*Job:*
Output the full listing below exactly as it reads, and skip anything that is a picture.

Dataset records:
++++++++

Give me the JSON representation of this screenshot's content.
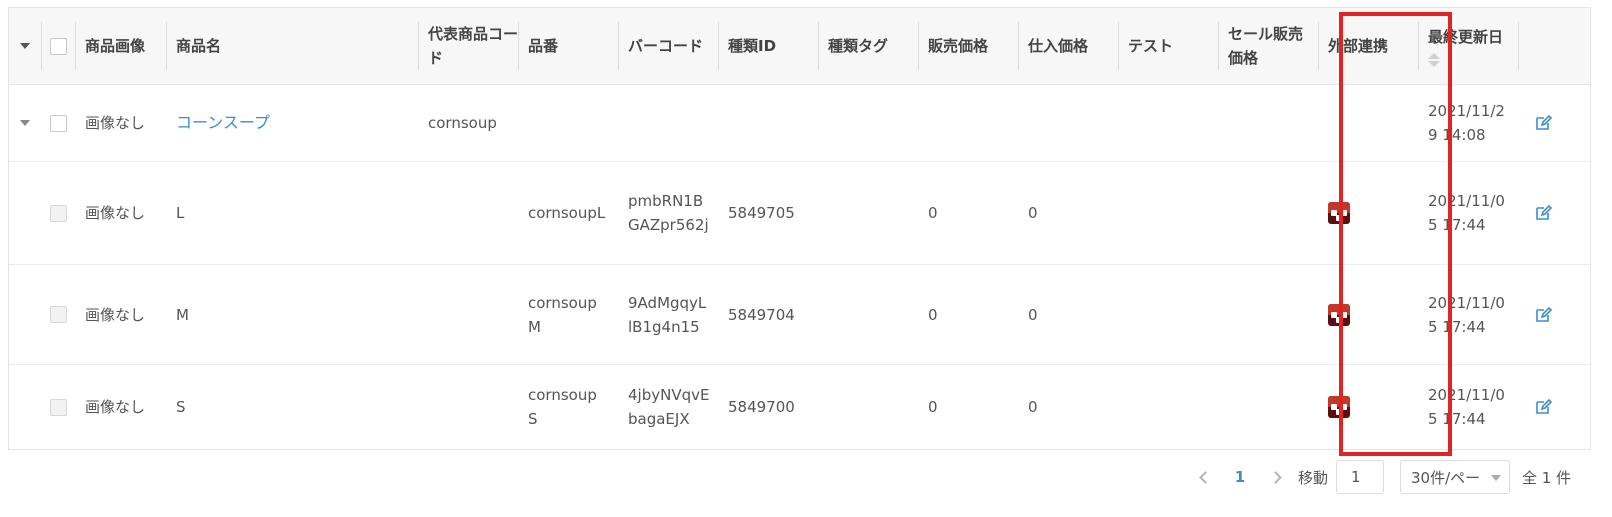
{
  "table": {
    "headers": [
      "商品画像",
      "商品名",
      "代表商品コード",
      "品番",
      "バーコード",
      "種類ID",
      "種類タグ",
      "販売価格",
      "仕入価格",
      "テスト",
      "セール販売価格",
      "外部連携",
      "最終更新日"
    ],
    "parent_row": {
      "image": "画像なし",
      "name": "コーンスープ",
      "code": "cornsoup",
      "updated": "2021/11/29 14:08"
    },
    "rows": [
      {
        "image": "画像なし",
        "name": "L",
        "part_no": "cornsoupL",
        "barcode": "pmbRN1BGAZpr562j",
        "type_id": "5849705",
        "sale_price": "0",
        "cost_price": "0",
        "updated": "2021/11/05 17:44"
      },
      {
        "image": "画像なし",
        "name": "M",
        "part_no": "cornsoupM",
        "barcode": "9AdMgqyLlB1g4n15",
        "type_id": "5849704",
        "sale_price": "0",
        "cost_price": "0",
        "updated": "2021/11/05 17:44"
      },
      {
        "image": "画像なし",
        "name": "S",
        "part_no": "cornsoupS",
        "barcode": "4jbyNVqvEbagaEJX",
        "type_id": "5849700",
        "sale_price": "0",
        "cost_price": "0",
        "updated": "2021/11/05 17:44"
      }
    ]
  },
  "pagination": {
    "current_page": "1",
    "jump_label": "移動",
    "jump_value": "1",
    "page_size": "30件/ペー",
    "total": "全 1 件"
  },
  "colors": {
    "link": "#3a8ed0",
    "highlight": "#e02424",
    "external_icon": "#c0392b"
  },
  "icons": {
    "external": "external-link-icon",
    "edit": "edit-icon"
  }
}
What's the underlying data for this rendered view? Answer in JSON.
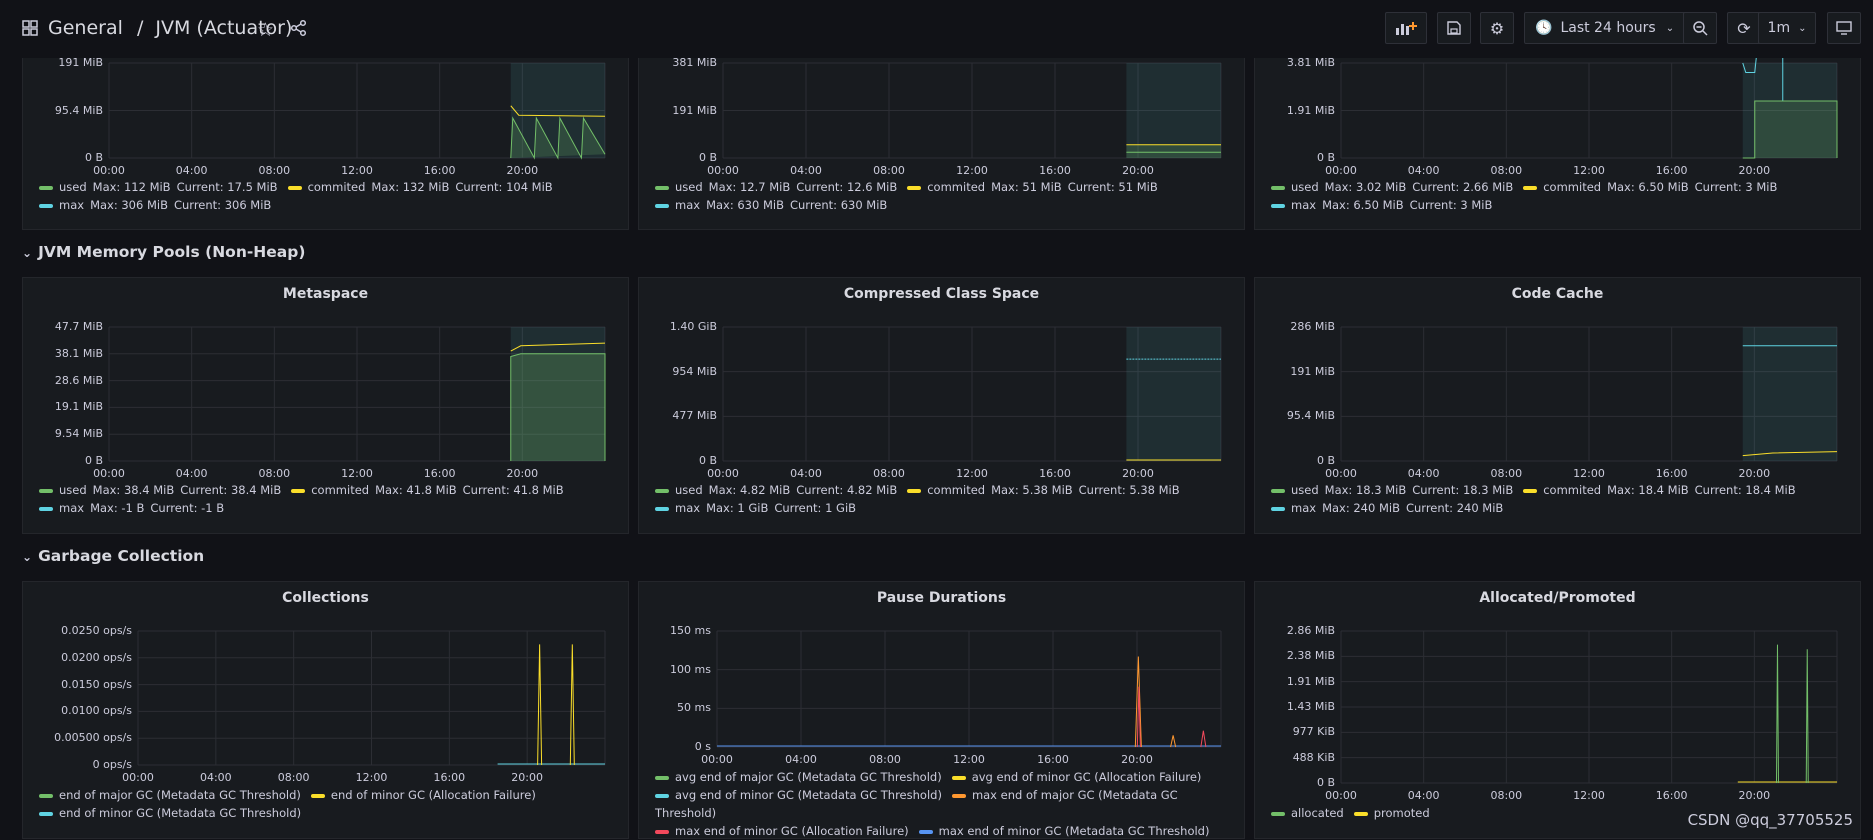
{
  "header": {
    "folder": "General",
    "separator": "/",
    "dashboard": "JVM (Actuator)",
    "time_range": "Last 24 hours",
    "refresh": "1m"
  },
  "rows": {
    "nonheap": "JVM Memory Pools (Non-Heap)",
    "gc": "Garbage Collection"
  },
  "x_ticks": [
    "00:00",
    "04:00",
    "08:00",
    "12:00",
    "16:00",
    "20:00"
  ],
  "colors": {
    "green": "#73bf69",
    "yellow": "#fade2a",
    "cyan": "#8ab8ff",
    "teal": "#5fd3e2",
    "orange": "#ff9830",
    "red": "#f2495c",
    "blue": "#5794f2"
  },
  "panels": [
    {
      "id": "p1",
      "title": "",
      "y_ticks": [
        "191 MiB",
        "95.4 MiB",
        "0 B"
      ],
      "legend": [
        [
          "used",
          "Max: 112 MiB",
          "Current: 17.5 MiB",
          "green"
        ],
        [
          "commited",
          "Max: 132 MiB",
          "Current: 104 MiB",
          "yellow"
        ],
        [
          "max",
          "Max: 306 MiB",
          "Current: 306 MiB",
          "teal"
        ]
      ]
    },
    {
      "id": "p2",
      "title": "",
      "y_ticks": [
        "381 MiB",
        "191 MiB",
        "0 B"
      ],
      "legend": [
        [
          "used",
          "Max: 12.7 MiB",
          "Current: 12.6 MiB",
          "green"
        ],
        [
          "commited",
          "Max: 51 MiB",
          "Current: 51 MiB",
          "yellow"
        ],
        [
          "max",
          "Max: 630 MiB",
          "Current: 630 MiB",
          "teal"
        ]
      ]
    },
    {
      "id": "p3",
      "title": "",
      "y_ticks": [
        "3.81 MiB",
        "1.91 MiB",
        "0 B"
      ],
      "legend": [
        [
          "used",
          "Max: 3.02 MiB",
          "Current: 2.66 MiB",
          "green"
        ],
        [
          "commited",
          "Max: 6.50 MiB",
          "Current: 3 MiB",
          "yellow"
        ],
        [
          "max",
          "Max: 6.50 MiB",
          "Current: 3 MiB",
          "teal"
        ]
      ]
    },
    {
      "id": "p4",
      "title": "Metaspace",
      "y_ticks": [
        "47.7 MiB",
        "38.1 MiB",
        "28.6 MiB",
        "19.1 MiB",
        "9.54 MiB",
        "0 B"
      ],
      "legend": [
        [
          "used",
          "Max: 38.4 MiB",
          "Current: 38.4 MiB",
          "green"
        ],
        [
          "commited",
          "Max: 41.8 MiB",
          "Current: 41.8 MiB",
          "yellow"
        ],
        [
          "max",
          "Max: -1 B",
          "Current: -1 B",
          "teal"
        ]
      ]
    },
    {
      "id": "p5",
      "title": "Compressed Class Space",
      "y_ticks": [
        "1.40 GiB",
        "954 MiB",
        "477 MiB",
        "0 B"
      ],
      "legend": [
        [
          "used",
          "Max: 4.82 MiB",
          "Current: 4.82 MiB",
          "green"
        ],
        [
          "commited",
          "Max: 5.38 MiB",
          "Current: 5.38 MiB",
          "yellow"
        ],
        [
          "max",
          "Max: 1 GiB",
          "Current: 1 GiB",
          "teal"
        ]
      ]
    },
    {
      "id": "p6",
      "title": "Code Cache",
      "y_ticks": [
        "286 MiB",
        "191 MiB",
        "95.4 MiB",
        "0 B"
      ],
      "legend": [
        [
          "used",
          "Max: 18.3 MiB",
          "Current: 18.3 MiB",
          "green"
        ],
        [
          "commited",
          "Max: 18.4 MiB",
          "Current: 18.4 MiB",
          "yellow"
        ],
        [
          "max",
          "Max: 240 MiB",
          "Current: 240 MiB",
          "teal"
        ]
      ]
    },
    {
      "id": "p7",
      "title": "Collections",
      "y_ticks": [
        "0.0250 ops/s",
        "0.0200 ops/s",
        "0.0150 ops/s",
        "0.0100 ops/s",
        "0.00500 ops/s",
        "0 ops/s"
      ],
      "legend": [
        [
          "end of major GC (Metadata GC Threshold)",
          "",
          "",
          "green"
        ],
        [
          "end of minor GC (Allocation Failure)",
          "",
          "",
          "yellow"
        ],
        [
          "end of minor GC (Metadata GC Threshold)",
          "",
          "",
          "teal"
        ]
      ]
    },
    {
      "id": "p8",
      "title": "Pause Durations",
      "y_ticks": [
        "150 ms",
        "100 ms",
        "50 ms",
        "0 s"
      ],
      "legend": [
        [
          "avg end of major GC (Metadata GC Threshold)",
          "",
          "",
          "green"
        ],
        [
          "avg end of minor GC (Allocation Failure)",
          "",
          "",
          "yellow"
        ],
        [
          "avg end of minor GC (Metadata GC Threshold)",
          "",
          "",
          "teal"
        ],
        [
          "max end of major GC (Metadata GC Threshold)",
          "",
          "",
          "orange"
        ],
        [
          "max end of minor GC (Allocation Failure)",
          "",
          "",
          "red"
        ],
        [
          "max end of minor GC (Metadata GC Threshold)",
          "",
          "",
          "blue"
        ]
      ]
    },
    {
      "id": "p9",
      "title": "Allocated/Promoted",
      "y_ticks": [
        "2.86 MiB",
        "2.38 MiB",
        "1.91 MiB",
        "1.43 MiB",
        "977 KiB",
        "488 KiB",
        "0 B"
      ],
      "legend": [
        [
          "allocated",
          "",
          "",
          "green"
        ],
        [
          "promoted",
          "",
          "",
          "yellow"
        ]
      ]
    }
  ],
  "watermark": "CSDN @qq_37705525"
}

++++++++

*Answer to this exercise:*
Give me the JSON representation of this screenshot's content.
{
  "table": {
    "headers": [
      "商品画像",
      "商品名",
      "代表商品コード",
      "品番",
      "バーコード",
      "種類ID",
      "種類タグ",
      "販売価格",
      "仕入価格",
      "テスト",
      "セール販売価格",
      "外部連携",
      "最終更新日"
    ],
    "parent_row": {
      "image": "画像なし",
      "name": "コーンスープ",
      "code": "cornsoup",
      "updated": "2021/11/29 14:08"
    },
    "rows": [
      {
        "image": "画像なし",
        "name": "L",
        "part_no": "cornsoupL",
        "barcode": "pmbRN1BGAZpr562j",
        "type_id": "5849705",
        "sale_price": "0",
        "cost_price": "0",
        "updated": "2021/11/05 17:44"
      },
      {
        "image": "画像なし",
        "name": "M",
        "part_no": "cornsoupM",
        "barcode": "9AdMgqyLlB1g4n15",
        "type_id": "5849704",
        "sale_price": "0",
        "cost_price": "0",
        "updated": "2021/11/05 17:44"
      },
      {
        "image": "画像なし",
        "name": "S",
        "part_no": "cornsoupS",
        "barcode": "4jbyNVqvEbagaEJX",
        "type_id": "5849700",
        "sale_price": "0",
        "cost_price": "0",
        "updated": "2021/11/05 17:44"
      }
    ]
  },
  "pagination": {
    "current_page": "1",
    "jump_label": "移動",
    "jump_value": "1",
    "page_size": "30件/ペー",
    "total": "全 1 件"
  },
  "colors": {
    "link": "#3a8ed0",
    "highlight": "#e02424",
    "external_icon": "#c0392b"
  },
  "icons": {
    "external": "external-link-icon",
    "edit": "edit-icon"
  }
}
What's the underlying data for this rendered view? Answer in JSON.
{
  "header": {
    "folder": "General",
    "separator": "/",
    "dashboard": "JVM (Actuator)",
    "time_range": "Last 24 hours",
    "refresh": "1m"
  },
  "rows": {
    "nonheap": "JVM Memory Pools (Non-Heap)",
    "gc": "Garbage Collection"
  },
  "x_ticks": [
    "00:00",
    "04:00",
    "08:00",
    "12:00",
    "16:00",
    "20:00"
  ],
  "colors": {
    "green": "#73bf69",
    "yellow": "#fade2a",
    "cyan": "#8ab8ff",
    "teal": "#5fd3e2",
    "orange": "#ff9830",
    "red": "#f2495c",
    "blue": "#5794f2"
  },
  "panels": [
    {
      "id": "p1",
      "title": "",
      "y_ticks": [
        "191 MiB",
        "95.4 MiB",
        "0 B"
      ],
      "legend": [
        [
          "used",
          "Max: 112 MiB",
          "Current: 17.5 MiB",
          "green"
        ],
        [
          "commited",
          "Max: 132 MiB",
          "Current: 104 MiB",
          "yellow"
        ],
        [
          "max",
          "Max: 306 MiB",
          "Current: 306 MiB",
          "teal"
        ]
      ]
    },
    {
      "id": "p2",
      "title": "",
      "y_ticks": [
        "381 MiB",
        "191 MiB",
        "0 B"
      ],
      "legend": [
        [
          "used",
          "Max: 12.7 MiB",
          "Current: 12.6 MiB",
          "green"
        ],
        [
          "commited",
          "Max: 51 MiB",
          "Current: 51 MiB",
          "yellow"
        ],
        [
          "max",
          "Max: 630 MiB",
          "Current: 630 MiB",
          "teal"
        ]
      ]
    },
    {
      "id": "p3",
      "title": "",
      "y_ticks": [
        "3.81 MiB",
        "1.91 MiB",
        "0 B"
      ],
      "legend": [
        [
          "used",
          "Max: 3.02 MiB",
          "Current: 2.66 MiB",
          "green"
        ],
        [
          "commited",
          "Max: 6.50 MiB",
          "Current: 3 MiB",
          "yellow"
        ],
        [
          "max",
          "Max: 6.50 MiB",
          "Current: 3 MiB",
          "teal"
        ]
      ]
    },
    {
      "id": "p4",
      "title": "Metaspace",
      "y_ticks": [
        "47.7 MiB",
        "38.1 MiB",
        "28.6 MiB",
        "19.1 MiB",
        "9.54 MiB",
        "0 B"
      ],
      "legend": [
        [
          "used",
          "Max: 38.4 MiB",
          "Current: 38.4 MiB",
          "green"
        ],
        [
          "commited",
          "Max: 41.8 MiB",
          "Current: 41.8 MiB",
          "yellow"
        ],
        [
          "max",
          "Max: -1 B",
          "Current: -1 B",
          "teal"
        ]
      ]
    },
    {
      "id": "p5",
      "title": "Compressed Class Space",
      "y_ticks": [
        "1.40 GiB",
        "954 MiB",
        "477 MiB",
        "0 B"
      ],
      "legend": [
        [
          "used",
          "Max: 4.82 MiB",
          "Current: 4.82 MiB",
          "green"
        ],
        [
          "commited",
          "Max: 5.38 MiB",
          "Current: 5.38 MiB",
          "yellow"
        ],
        [
          "max",
          "Max: 1 GiB",
          "Current: 1 GiB",
          "teal"
        ]
      ]
    },
    {
      "id": "p6",
      "title": "Code Cache",
      "y_ticks": [
        "286 MiB",
        "191 MiB",
        "95.4 MiB",
        "0 B"
      ],
      "legend": [
        [
          "used",
          "Max: 18.3 MiB",
          "Current: 18.3 MiB",
          "green"
        ],
        [
          "commited",
          "Max: 18.4 MiB",
          "Current: 18.4 MiB",
          "yellow"
        ],
        [
          "max",
          "Max: 240 MiB",
          "Current: 240 MiB",
          "teal"
        ]
      ]
    },
    {
      "id": "p7",
      "title": "Collections",
      "y_ticks": [
        "0.0250 ops/s",
        "0.0200 ops/s",
        "0.0150 ops/s",
        "0.0100 ops/s",
        "0.00500 ops/s",
        "0 ops/s"
      ],
      "legend": [
        [
          "end of major GC (Metadata GC Threshold)",
          "",
          "",
          "green"
        ],
        [
          "end of minor GC (Allocation Failure)",
          "",
          "",
          "yellow"
        ],
        [
          "end of minor GC (Metadata GC Threshold)",
          "",
          "",
          "teal"
        ]
      ]
    },
    {
      "id": "p8",
      "title": "Pause Durations",
      "y_ticks": [
        "150 ms",
        "100 ms",
        "50 ms",
        "0 s"
      ],
      "legend": [
        [
          "avg end of major GC (Metadata GC Threshold)",
          "",
          "",
          "green"
        ],
        [
          "avg end of minor GC (Allocation Failure)",
          "",
          "",
          "yellow"
        ],
        [
          "avg end of minor GC (Metadata GC Threshold)",
          "",
          "",
          "teal"
        ],
        [
          "max end of major GC (Metadata GC Threshold)",
          "",
          "",
          "orange"
        ],
        [
          "max end of minor GC (Allocation Failure)",
          "",
          "",
          "red"
        ],
        [
          "max end of minor GC (Metadata GC Threshold)",
          "",
          "",
          "blue"
        ]
      ]
    },
    {
      "id": "p9",
      "title": "Allocated/Promoted",
      "y_ticks": [
        "2.86 MiB",
        "2.38 MiB",
        "1.91 MiB",
        "1.43 MiB",
        "977 KiB",
        "488 KiB",
        "0 B"
      ],
      "legend": [
        [
          "allocated",
          "",
          "",
          "green"
        ],
        [
          "promoted",
          "",
          "",
          "yellow"
        ]
      ]
    }
  ],
  "watermark": "CSDN @qq_37705525"
}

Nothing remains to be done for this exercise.